Description of the task
Convert the lines below, from the line with "302, 409, 308]" to the line with "250, 360, 264]", into a JSON list of strings with one string per line, both ends included and blank lines omitted.

Data section
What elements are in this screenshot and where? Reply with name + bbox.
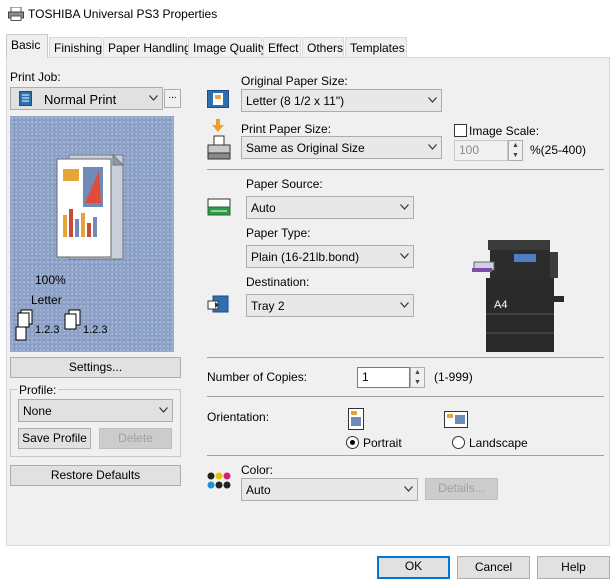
chevron-down-icon	[400, 302, 409, 308]
chevron-down-icon	[159, 407, 168, 413]
preview-copies-b: 1.2.3	[83, 324, 108, 336]
tab-paper-handling[interactable]: Paper Handling	[103, 37, 191, 57]
preview-paper-size: Letter	[31, 293, 62, 307]
divider	[207, 357, 604, 358]
preview-copies-a: 1.2.3	[35, 324, 60, 336]
destination-label: Destination:	[246, 275, 310, 289]
chevron-down-icon	[428, 97, 437, 103]
stack-icon	[64, 309, 81, 330]
color-value: Auto	[246, 483, 271, 497]
divider	[207, 169, 604, 170]
original-paper-size-select[interactable]: Letter (8 1/2 x 11")	[241, 89, 442, 112]
paper-type-value: Plain (16-21lb.bond)	[251, 250, 360, 264]
cancel-button[interactable]: Cancel	[457, 556, 530, 579]
paper-type-select[interactable]: Plain (16-21lb.bond)	[246, 245, 414, 268]
color-label: Color:	[241, 463, 274, 477]
chevron-down-icon	[404, 486, 413, 492]
print-job-select[interactable]: Normal Print	[10, 87, 163, 110]
chevron-down-icon	[400, 204, 409, 210]
color-dots-icon	[207, 472, 231, 489]
delete-profile-button[interactable]: Delete	[99, 428, 172, 449]
print-job-more-button[interactable]: ...	[164, 89, 181, 108]
collate-stack-icon	[15, 309, 33, 341]
portrait-label: Portrait	[363, 436, 402, 450]
help-button[interactable]: Help	[537, 556, 610, 579]
destination-select[interactable]: Tray 2	[246, 294, 414, 317]
tab-templates[interactable]: Templates	[345, 37, 407, 57]
chevron-down-icon	[428, 144, 437, 150]
print-paper-size-value: Same as Original Size	[246, 141, 365, 155]
image-scale-range: %(25-400)	[530, 143, 587, 157]
profile-value: None	[23, 404, 52, 418]
copies-input[interactable]: 1	[357, 367, 410, 388]
portrait-radio[interactable]	[346, 436, 359, 449]
paper-source-label: Paper Source:	[246, 177, 323, 191]
landscape-icon	[444, 411, 468, 428]
document-preview-icon	[56, 153, 125, 260]
image-scale-checkbox[interactable]	[454, 124, 467, 137]
print-paper-size-label: Print Paper Size:	[241, 122, 332, 136]
original-paper-size-value: Letter (8 1/2 x 11")	[246, 94, 345, 108]
print-paper-printer-icon	[207, 135, 231, 160]
landscape-label: Landscape	[469, 436, 528, 450]
copies-range: (1-999)	[434, 370, 473, 384]
divider	[207, 396, 604, 397]
title-bar: TOSHIBA Universal PS3 Properties	[0, 0, 616, 30]
copies-spinner[interactable]: ▲ ▼	[410, 367, 425, 388]
destination-value: Tray 2	[251, 299, 285, 313]
chevron-down-icon	[400, 253, 409, 259]
paper-tray-icon	[207, 198, 231, 216]
tab-basic[interactable]: Basic	[6, 34, 48, 58]
copies-label: Number of Copies:	[207, 370, 308, 384]
paper-source-select[interactable]: Auto	[246, 196, 414, 219]
image-scale-spinner[interactable]: ▲ ▼	[508, 140, 523, 161]
print-job-value: Normal Print	[44, 92, 117, 107]
save-profile-button[interactable]: Save Profile	[18, 428, 91, 449]
preview-pane: 100% Letter 1.2.3 1.2.3	[10, 116, 174, 352]
arrow-down-icon	[212, 119, 224, 132]
landscape-radio[interactable]	[452, 436, 465, 449]
ok-button[interactable]: OK	[377, 556, 450, 579]
chevron-down-icon	[149, 95, 158, 101]
color-select[interactable]: Auto	[241, 478, 418, 501]
paper-source-value: Auto	[251, 201, 276, 215]
printer-tray-label: A4	[494, 299, 508, 311]
tab-finishing[interactable]: Finishing	[49, 37, 102, 57]
window-title: TOSHIBA Universal PS3 Properties	[28, 7, 218, 21]
document-icon	[19, 91, 32, 106]
tab-others[interactable]: Others	[302, 37, 344, 57]
output-tray-icon	[207, 295, 229, 313]
printer-device-icon	[472, 240, 564, 352]
printer-icon	[8, 7, 24, 21]
settings-button[interactable]: Settings...	[10, 357, 181, 378]
preview-zoom: 100%	[35, 273, 66, 287]
portrait-icon	[348, 408, 364, 430]
print-paper-size-select[interactable]: Same as Original Size	[241, 136, 442, 159]
image-scale-label: Image Scale:	[469, 124, 540, 138]
tab-effect[interactable]: Effect	[263, 37, 301, 57]
restore-defaults-button[interactable]: Restore Defaults	[10, 465, 181, 486]
profile-label: Profile:	[17, 383, 59, 397]
profile-select[interactable]: None	[18, 399, 173, 422]
paper-type-label: Paper Type:	[246, 226, 311, 240]
color-details-button[interactable]: Details...	[425, 478, 498, 500]
print-job-label: Print Job:	[10, 70, 61, 84]
divider	[207, 455, 604, 456]
image-scale-input[interactable]: 100	[454, 140, 508, 161]
original-paper-icon	[207, 90, 229, 108]
tab-image-quality[interactable]: Image Quality	[188, 37, 267, 57]
original-paper-size-label: Original Paper Size:	[241, 74, 348, 88]
orientation-label: Orientation:	[207, 410, 270, 424]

Result for this task
[
  "chevron-down-icon\t[400, 302, 409, 308]",
  "chevron-down-icon\t[159, 407, 168, 413]",
  "preview-copies-b: 1.2.3\t[83, 324, 108, 336]",
  "tab-paper-handling[interactable]: Paper Handling\t[103, 37, 191, 57]",
  "preview-paper-size: Letter\t[31, 293, 62, 307]",
  "divider\t[207, 357, 604, 358]",
  "preview-copies-a: 1.2.3\t[35, 324, 60, 336]",
  "destination-label: Destination:\t[246, 275, 310, 289]",
  "chevron-down-icon\t[428, 97, 437, 103]",
  "stack-icon\t[64, 309, 81, 330]",
  "color-value: Auto\t[246, 483, 271, 497]",
  "divider\t[207, 169, 604, 170]",
  "original-paper-size-select[interactable]: Letter (8 1/2 x 11\")\t[241, 89, 442, 112]",
  "paper-type-value: Plain (16-21lb.bond)\t[251, 250, 360, 264]"
]